===== Entries shown
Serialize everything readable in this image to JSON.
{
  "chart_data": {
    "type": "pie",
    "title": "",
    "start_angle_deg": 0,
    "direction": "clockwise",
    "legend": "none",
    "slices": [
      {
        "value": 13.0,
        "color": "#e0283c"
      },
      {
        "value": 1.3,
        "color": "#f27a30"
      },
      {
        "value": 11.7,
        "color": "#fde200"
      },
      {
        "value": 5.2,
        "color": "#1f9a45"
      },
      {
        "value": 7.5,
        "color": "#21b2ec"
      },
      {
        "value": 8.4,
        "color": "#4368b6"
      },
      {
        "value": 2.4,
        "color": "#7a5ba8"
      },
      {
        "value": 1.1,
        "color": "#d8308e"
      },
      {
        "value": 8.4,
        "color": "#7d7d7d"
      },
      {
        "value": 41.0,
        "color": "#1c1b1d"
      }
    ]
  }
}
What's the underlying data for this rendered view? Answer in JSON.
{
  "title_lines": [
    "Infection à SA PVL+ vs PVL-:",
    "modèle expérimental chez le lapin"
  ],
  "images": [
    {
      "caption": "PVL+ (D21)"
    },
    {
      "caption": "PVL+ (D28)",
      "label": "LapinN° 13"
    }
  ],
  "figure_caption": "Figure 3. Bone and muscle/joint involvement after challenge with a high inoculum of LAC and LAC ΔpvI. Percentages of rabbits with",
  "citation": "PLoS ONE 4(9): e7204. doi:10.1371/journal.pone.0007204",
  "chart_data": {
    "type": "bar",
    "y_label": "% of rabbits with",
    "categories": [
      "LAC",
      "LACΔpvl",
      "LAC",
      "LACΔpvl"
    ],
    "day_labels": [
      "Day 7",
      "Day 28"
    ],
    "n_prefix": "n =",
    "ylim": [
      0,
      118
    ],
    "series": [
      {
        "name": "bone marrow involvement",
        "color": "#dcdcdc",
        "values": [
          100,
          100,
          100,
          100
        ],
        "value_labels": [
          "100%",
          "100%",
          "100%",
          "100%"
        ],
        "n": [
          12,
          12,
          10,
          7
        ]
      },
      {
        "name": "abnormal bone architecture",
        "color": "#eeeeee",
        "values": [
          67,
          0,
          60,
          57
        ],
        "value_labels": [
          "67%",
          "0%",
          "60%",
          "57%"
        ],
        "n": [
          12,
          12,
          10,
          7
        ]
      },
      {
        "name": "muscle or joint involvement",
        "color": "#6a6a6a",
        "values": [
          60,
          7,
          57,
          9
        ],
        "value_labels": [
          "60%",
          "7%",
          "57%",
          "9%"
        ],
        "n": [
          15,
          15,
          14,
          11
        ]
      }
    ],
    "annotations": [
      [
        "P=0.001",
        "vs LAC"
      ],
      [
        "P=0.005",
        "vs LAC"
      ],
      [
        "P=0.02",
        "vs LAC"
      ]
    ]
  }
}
==========
== Set task ==
Each entry above is to be printed again exactly.

== Output of the task ==
Serialize everything readable in this image to JSON.
{
  "chart_data": {
    "type": "pie",
    "title": "",
    "start_angle_deg": 0,
    "direction": "clockwise",
    "legend": "none",
    "slices": [
      {
        "value": 13.0,
        "color": "#e0283c"
      },
      {
        "value": 1.3,
        "color": "#f27a30"
      },
      {
        "value": 11.7,
        "color": "#fde200"
      },
      {
        "value": 5.2,
        "color": "#1f9a45"
      },
      {
        "value": 7.5,
        "color": "#21b2ec"
      },
      {
        "value": 8.4,
        "color": "#4368b6"
      },
      {
        "value": 2.4,
        "color": "#7a5ba8"
      },
      {
        "value": 1.1,
        "color": "#d8308e"
      },
      {
        "value": 8.4,
        "color": "#7d7d7d"
      },
      {
        "value": 41.0,
        "color": "#1c1b1d"
      }
    ]
  }
}
What's the underlying data for this rendered view? Answer in JSON.
{
  "title_lines": [
    "Infection à SA PVL+ vs PVL-:",
    "modèle expérimental chez le lapin"
  ],
  "images": [
    {
      "caption": "PVL+ (D21)"
    },
    {
      "caption": "PVL+ (D28)",
      "label": "LapinN° 13"
    }
  ],
  "figure_caption": "Figure 3. Bone and muscle/joint involvement after challenge with a high inoculum of LAC and LAC ΔpvI. Percentages of rabbits with",
  "citation": "PLoS ONE 4(9): e7204. doi:10.1371/journal.pone.0007204",
  "chart_data": {
    "type": "bar",
    "y_label": "% of rabbits with",
    "categories": [
      "LAC",
      "LACΔpvl",
      "LAC",
      "LACΔpvl"
    ],
    "day_labels": [
      "Day 7",
      "Day 28"
    ],
    "n_prefix": "n =",
    "ylim": [
      0,
      118
    ],
    "series": [
      {
        "name": "bone marrow involvement",
        "color": "#dcdcdc",
        "values": [
          100,
          100,
          100,
          100
        ],
        "value_labels": [
          "100%",
          "100%",
          "100%",
          "100%"
        ],
        "n": [
          12,
          12,
          10,
          7
        ]
      },
      {
        "name": "abnormal bone architecture",
        "color": "#eeeeee",
        "values": [
          67,
          0,
          60,
          57
        ],
        "value_labels": [
          "67%",
          "0%",
          "60%",
          "57%"
        ],
        "n": [
          12,
          12,
          10,
          7
        ]
      },
      {
        "name": "muscle or joint involvement",
        "color": "#6a6a6a",
        "values": [
          60,
          7,
          57,
          9
        ],
        "value_labels": [
          "60%",
          "7%",
          "57%",
          "9%"
        ],
        "n": [
          15,
          15,
          14,
          11
        ]
      }
    ],
    "annotations": [
      [
        "P=0.001",
        "vs LAC"
      ],
      [
        "P=0.005",
        "vs LAC"
      ],
      [
        "P=0.02",
        "vs LAC"
      ]
    ]
  }
}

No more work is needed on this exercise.